**What you are asked to do**
From the data that follows, report how many lines hold the string "title", giving only the number.

**Extracted material**
#####
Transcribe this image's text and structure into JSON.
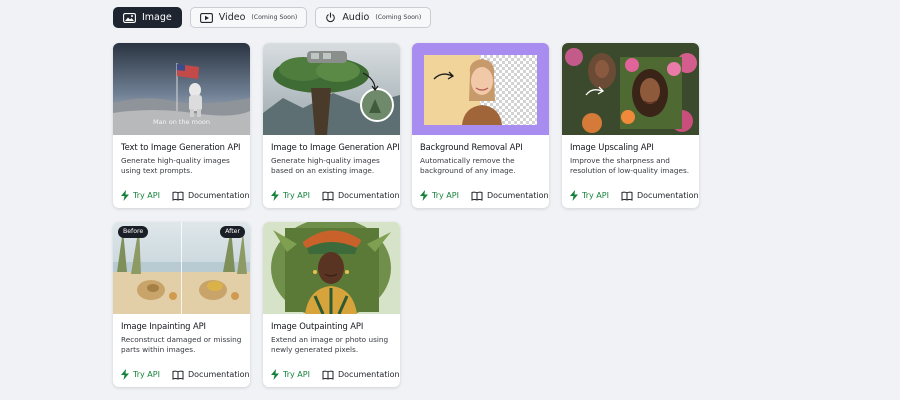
{
  "tabs": [
    {
      "label": "Image",
      "active": true
    },
    {
      "label": "Video",
      "note": "(Coming Soon)",
      "active": false
    },
    {
      "label": "Audio",
      "note": "(Coming Soon)",
      "active": false
    }
  ],
  "actions": {
    "try": "Try API",
    "docs": "Documentation"
  },
  "cards": [
    {
      "title": "Text to Image Generation API",
      "desc": "Generate high-quality images using text prompts.",
      "caption": "Man on the moon"
    },
    {
      "title": "Image to Image Generation API",
      "desc": "Generate high-quality images based on an existing image."
    },
    {
      "title": "Background Removal API",
      "desc": "Automatically remove the background of any image."
    },
    {
      "title": "Image Upscaling API",
      "desc": "Improve the sharpness and resolution of low-quality images."
    },
    {
      "title": "Image Inpainting API",
      "desc": "Reconstruct damaged or missing parts within images.",
      "before": "Before",
      "after": "After"
    },
    {
      "title": "Image Outpainting API",
      "desc": "Extend an image or photo using newly generated pixels."
    }
  ],
  "colors": {
    "accent_green": "#14823a",
    "active_tab": "#1e2430",
    "background": "#f1f2f5",
    "bg_removal_purple": "#a98cf0"
  }
}
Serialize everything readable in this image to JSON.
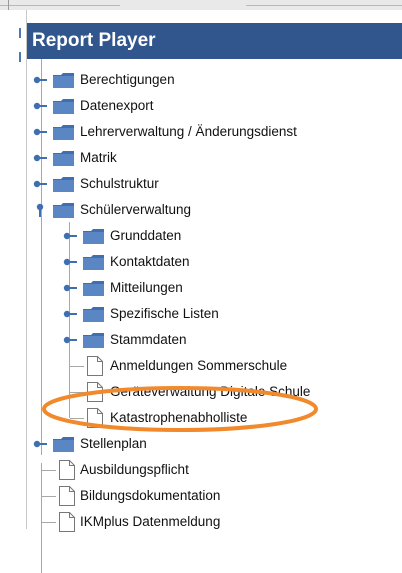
#####
**Result of the exercise**
6